WRITTEN EXERCISE
Quote the whole listing word for word. Do not include the pictures.

GIVEN INFORMATION
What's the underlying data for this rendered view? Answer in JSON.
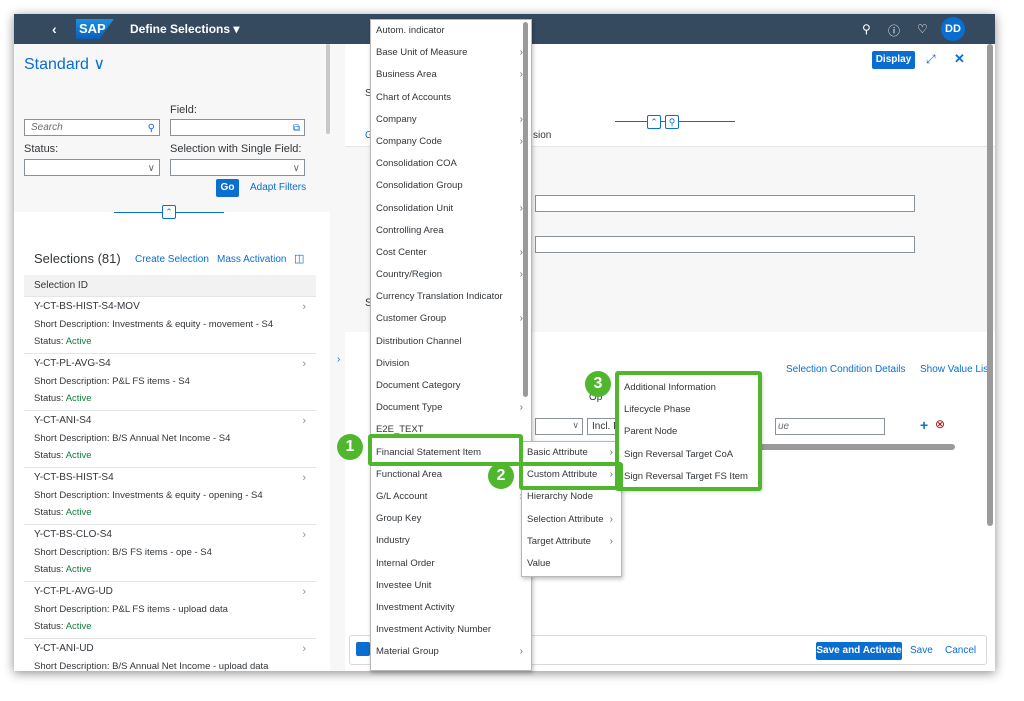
{
  "shell": {
    "logo": "SAP",
    "title": "Define Selections ▾",
    "avatar": "DD"
  },
  "left": {
    "variant": "Standard ∨",
    "field_label": "Field:",
    "search_placeholder": "Search",
    "status_label": "Status:",
    "single_field_label": "Selection with Single Field:",
    "go": "Go",
    "adapt_filters": "Adapt Filters",
    "selections_title": "Selections (81)",
    "create_selection": "Create Selection",
    "mass_activation": "Mass Activation",
    "column_header": "Selection ID",
    "rows": [
      {
        "id": "Y-CT-BS-HIST-S4-MOV",
        "desc": "Short Description:  Investments & equity - movement - S4",
        "status_label": "Status:  ",
        "status": "Active"
      },
      {
        "id": "Y-CT-PL-AVG-S4",
        "desc": "Short Description:  P&L FS items - S4",
        "status_label": "Status:  ",
        "status": "Active"
      },
      {
        "id": "Y-CT-ANI-S4",
        "desc": "Short Description:  B/S Annual Net Income - S4",
        "status_label": "Status:  ",
        "status": "Active"
      },
      {
        "id": "Y-CT-BS-HIST-S4",
        "desc": "Short Description:  Investments & equity - opening - S4",
        "status_label": "Status:  ",
        "status": "Active"
      },
      {
        "id": "Y-CT-BS-CLO-S4",
        "desc": "Short Description:  B/S FS items - ope - S4",
        "status_label": "Status:  ",
        "status": "Active"
      },
      {
        "id": "Y-CT-PL-AVG-UD",
        "desc": "Short Description:  P&L FS items - upload data",
        "status_label": "Status:  ",
        "status": "Active"
      },
      {
        "id": "Y-CT-ANI-UD",
        "desc": "Short Description:  B/S Annual Net Income - upload data",
        "status_label": "",
        "status": ""
      }
    ]
  },
  "right": {
    "display": "Display",
    "s_char": "S",
    "g_char": "G",
    "tab_partial": "sion",
    "s_char2": "S",
    "selection_condition_details": "Selection Condition Details",
    "show_value_list": "Show Value List",
    "op_partial": "Op",
    "incl_eq": "Incl. Equ",
    "value_partial": "ue",
    "save_and_activate": "Save and Activate",
    "save": "Save",
    "cancel": "Cancel"
  },
  "menu1": {
    "items": [
      {
        "label": "Autom. indicator",
        "sub": false
      },
      {
        "label": "Base Unit of Measure",
        "sub": true
      },
      {
        "label": "Business Area",
        "sub": true
      },
      {
        "label": "Chart of Accounts",
        "sub": false
      },
      {
        "label": "Company",
        "sub": true
      },
      {
        "label": "Company Code",
        "sub": true
      },
      {
        "label": "Consolidation COA",
        "sub": false
      },
      {
        "label": "Consolidation Group",
        "sub": false
      },
      {
        "label": "Consolidation Unit",
        "sub": true
      },
      {
        "label": "Controlling Area",
        "sub": false
      },
      {
        "label": "Cost Center",
        "sub": true
      },
      {
        "label": "Country/Region",
        "sub": true
      },
      {
        "label": "Currency Translation Indicator",
        "sub": false
      },
      {
        "label": "Customer Group",
        "sub": true
      },
      {
        "label": "Distribution Channel",
        "sub": false
      },
      {
        "label": "Division",
        "sub": false
      },
      {
        "label": "Document Category",
        "sub": false
      },
      {
        "label": "Document Type",
        "sub": true
      },
      {
        "label": "E2E_TEXT",
        "sub": false
      },
      {
        "label": "Financial Statement Item",
        "sub": true
      },
      {
        "label": "Functional Area",
        "sub": false
      },
      {
        "label": "G/L Account",
        "sub": true
      },
      {
        "label": "Group Key",
        "sub": false
      },
      {
        "label": "Industry",
        "sub": false
      },
      {
        "label": "Internal Order",
        "sub": false
      },
      {
        "label": "Investee Unit",
        "sub": false
      },
      {
        "label": "Investment Activity",
        "sub": false
      },
      {
        "label": "Investment Activity Number",
        "sub": false
      },
      {
        "label": "Material Group",
        "sub": true
      }
    ]
  },
  "menu2": {
    "items": [
      {
        "label": "Basic Attribute",
        "sub": true
      },
      {
        "label": "Custom Attribute",
        "sub": true
      },
      {
        "label": "Hierarchy Node",
        "sub": false
      },
      {
        "label": "Selection Attribute",
        "sub": true
      },
      {
        "label": "Target Attribute",
        "sub": true
      },
      {
        "label": "Value",
        "sub": false
      }
    ]
  },
  "menu3": {
    "items": [
      {
        "label": "Additional Information"
      },
      {
        "label": "Lifecycle Phase"
      },
      {
        "label": "Parent Node"
      },
      {
        "label": "Sign Reversal Target CoA"
      },
      {
        "label": "Sign Reversal Target FS Item"
      }
    ]
  },
  "badges": [
    "1",
    "2",
    "3"
  ],
  "colors": {
    "shell": "#354a5f",
    "accent": "#0a6ed1",
    "highlight": "#4fb62e",
    "active": "#107e3e"
  }
}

OUTPUT
What's the underlying data for this rendered view? Answer in JSON.
{
  "shell": {
    "logo": "SAP",
    "title": "Define Selections ▾",
    "avatar": "DD"
  },
  "left": {
    "variant": "Standard ∨",
    "field_label": "Field:",
    "search_placeholder": "Search",
    "status_label": "Status:",
    "single_field_label": "Selection with Single Field:",
    "go": "Go",
    "adapt_filters": "Adapt Filters",
    "selections_title": "Selections (81)",
    "create_selection": "Create Selection",
    "mass_activation": "Mass Activation",
    "column_header": "Selection ID",
    "rows": [
      {
        "id": "Y-CT-BS-HIST-S4-MOV",
        "desc": "Short Description:  Investments & equity - movement - S4",
        "status_label": "Status:  ",
        "status": "Active"
      },
      {
        "id": "Y-CT-PL-AVG-S4",
        "desc": "Short Description:  P&L FS items - S4",
        "status_label": "Status:  ",
        "status": "Active"
      },
      {
        "id": "Y-CT-ANI-S4",
        "desc": "Short Description:  B/S Annual Net Income - S4",
        "status_label": "Status:  ",
        "status": "Active"
      },
      {
        "id": "Y-CT-BS-HIST-S4",
        "desc": "Short Description:  Investments & equity - opening - S4",
        "status_label": "Status:  ",
        "status": "Active"
      },
      {
        "id": "Y-CT-BS-CLO-S4",
        "desc": "Short Description:  B/S FS items - ope - S4",
        "status_label": "Status:  ",
        "status": "Active"
      },
      {
        "id": "Y-CT-PL-AVG-UD",
        "desc": "Short Description:  P&L FS items - upload data",
        "status_label": "Status:  ",
        "status": "Active"
      },
      {
        "id": "Y-CT-ANI-UD",
        "desc": "Short Description:  B/S Annual Net Income - upload data",
        "status_label": "",
        "status": ""
      }
    ]
  },
  "right": {
    "display": "Display",
    "s_char": "S",
    "g_char": "G",
    "tab_partial": "sion",
    "s_char2": "S",
    "selection_condition_details": "Selection Condition Details",
    "show_value_list": "Show Value List",
    "op_partial": "Op",
    "incl_eq": "Incl. Equ",
    "value_partial": "ue",
    "save_and_activate": "Save and Activate",
    "save": "Save",
    "cancel": "Cancel"
  },
  "menu1": {
    "items": [
      {
        "label": "Autom. indicator",
        "sub": false
      },
      {
        "label": "Base Unit of Measure",
        "sub": true
      },
      {
        "label": "Business Area",
        "sub": true
      },
      {
        "label": "Chart of Accounts",
        "sub": false
      },
      {
        "label": "Company",
        "sub": true
      },
      {
        "label": "Company Code",
        "sub": true
      },
      {
        "label": "Consolidation COA",
        "sub": false
      },
      {
        "label": "Consolidation Group",
        "sub": false
      },
      {
        "label": "Consolidation Unit",
        "sub": true
      },
      {
        "label": "Controlling Area",
        "sub": false
      },
      {
        "label": "Cost Center",
        "sub": true
      },
      {
        "label": "Country/Region",
        "sub": true
      },
      {
        "label": "Currency Translation Indicator",
        "sub": false
      },
      {
        "label": "Customer Group",
        "sub": true
      },
      {
        "label": "Distribution Channel",
        "sub": false
      },
      {
        "label": "Division",
        "sub": false
      },
      {
        "label": "Document Category",
        "sub": false
      },
      {
        "label": "Document Type",
        "sub": true
      },
      {
        "label": "E2E_TEXT",
        "sub": false
      },
      {
        "label": "Financial Statement Item",
        "sub": true
      },
      {
        "label": "Functional Area",
        "sub": false
      },
      {
        "label": "G/L Account",
        "sub": true
      },
      {
        "label": "Group Key",
        "sub": false
      },
      {
        "label": "Industry",
        "sub": false
      },
      {
        "label": "Internal Order",
        "sub": false
      },
      {
        "label": "Investee Unit",
        "sub": false
      },
      {
        "label": "Investment Activity",
        "sub": false
      },
      {
        "label": "Investment Activity Number",
        "sub": false
      },
      {
        "label": "Material Group",
        "sub": true
      }
    ]
  },
  "menu2": {
    "items": [
      {
        "label": "Basic Attribute",
        "sub": true
      },
      {
        "label": "Custom Attribute",
        "sub": true
      },
      {
        "label": "Hierarchy Node",
        "sub": false
      },
      {
        "label": "Selection Attribute",
        "sub": true
      },
      {
        "label": "Target Attribute",
        "sub": true
      },
      {
        "label": "Value",
        "sub": false
      }
    ]
  },
  "menu3": {
    "items": [
      {
        "label": "Additional Information"
      },
      {
        "label": "Lifecycle Phase"
      },
      {
        "label": "Parent Node"
      },
      {
        "label": "Sign Reversal Target CoA"
      },
      {
        "label": "Sign Reversal Target FS Item"
      }
    ]
  },
  "badges": [
    "1",
    "2",
    "3"
  ],
  "colors": {
    "shell": "#354a5f",
    "accent": "#0a6ed1",
    "highlight": "#4fb62e",
    "active": "#107e3e"
  }
}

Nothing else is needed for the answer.